Goal »
Repeat the material verbatim. Images are excluded from the copy.

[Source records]
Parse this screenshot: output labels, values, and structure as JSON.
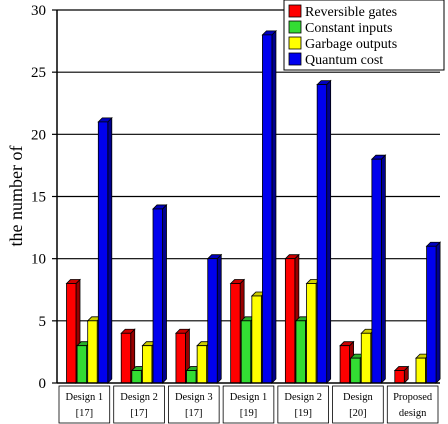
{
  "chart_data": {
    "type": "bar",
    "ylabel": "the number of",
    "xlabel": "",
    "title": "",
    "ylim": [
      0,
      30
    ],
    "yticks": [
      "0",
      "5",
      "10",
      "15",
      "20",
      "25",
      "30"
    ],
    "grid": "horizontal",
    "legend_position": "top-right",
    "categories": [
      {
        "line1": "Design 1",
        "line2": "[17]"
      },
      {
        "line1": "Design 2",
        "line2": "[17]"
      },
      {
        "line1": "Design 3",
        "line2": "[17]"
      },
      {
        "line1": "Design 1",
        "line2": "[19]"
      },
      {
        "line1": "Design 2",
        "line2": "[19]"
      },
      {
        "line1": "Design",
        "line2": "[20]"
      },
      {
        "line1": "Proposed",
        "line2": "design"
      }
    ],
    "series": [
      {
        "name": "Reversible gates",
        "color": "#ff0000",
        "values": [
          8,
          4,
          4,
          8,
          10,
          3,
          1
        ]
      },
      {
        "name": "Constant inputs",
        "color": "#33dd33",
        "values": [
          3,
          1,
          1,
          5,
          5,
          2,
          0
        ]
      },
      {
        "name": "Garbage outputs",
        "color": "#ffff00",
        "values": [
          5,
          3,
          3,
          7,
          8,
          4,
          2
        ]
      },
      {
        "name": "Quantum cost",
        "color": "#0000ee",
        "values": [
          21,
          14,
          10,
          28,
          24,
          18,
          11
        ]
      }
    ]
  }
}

Answer to the task »
Parse this screenshot: output labels, values, and structure as JSON.
{
  "chart_data": {
    "type": "bar",
    "ylabel": "the number of",
    "xlabel": "",
    "title": "",
    "ylim": [
      0,
      30
    ],
    "yticks": [
      "0",
      "5",
      "10",
      "15",
      "20",
      "25",
      "30"
    ],
    "grid": "horizontal",
    "legend_position": "top-right",
    "categories": [
      {
        "line1": "Design 1",
        "line2": "[17]"
      },
      {
        "line1": "Design 2",
        "line2": "[17]"
      },
      {
        "line1": "Design 3",
        "line2": "[17]"
      },
      {
        "line1": "Design 1",
        "line2": "[19]"
      },
      {
        "line1": "Design 2",
        "line2": "[19]"
      },
      {
        "line1": "Design",
        "line2": "[20]"
      },
      {
        "line1": "Proposed",
        "line2": "design"
      }
    ],
    "series": [
      {
        "name": "Reversible gates",
        "color": "#ff0000",
        "values": [
          8,
          4,
          4,
          8,
          10,
          3,
          1
        ]
      },
      {
        "name": "Constant inputs",
        "color": "#33dd33",
        "values": [
          3,
          1,
          1,
          5,
          5,
          2,
          0
        ]
      },
      {
        "name": "Garbage outputs",
        "color": "#ffff00",
        "values": [
          5,
          3,
          3,
          7,
          8,
          4,
          2
        ]
      },
      {
        "name": "Quantum cost",
        "color": "#0000ee",
        "values": [
          21,
          14,
          10,
          28,
          24,
          18,
          11
        ]
      }
    ]
  }
}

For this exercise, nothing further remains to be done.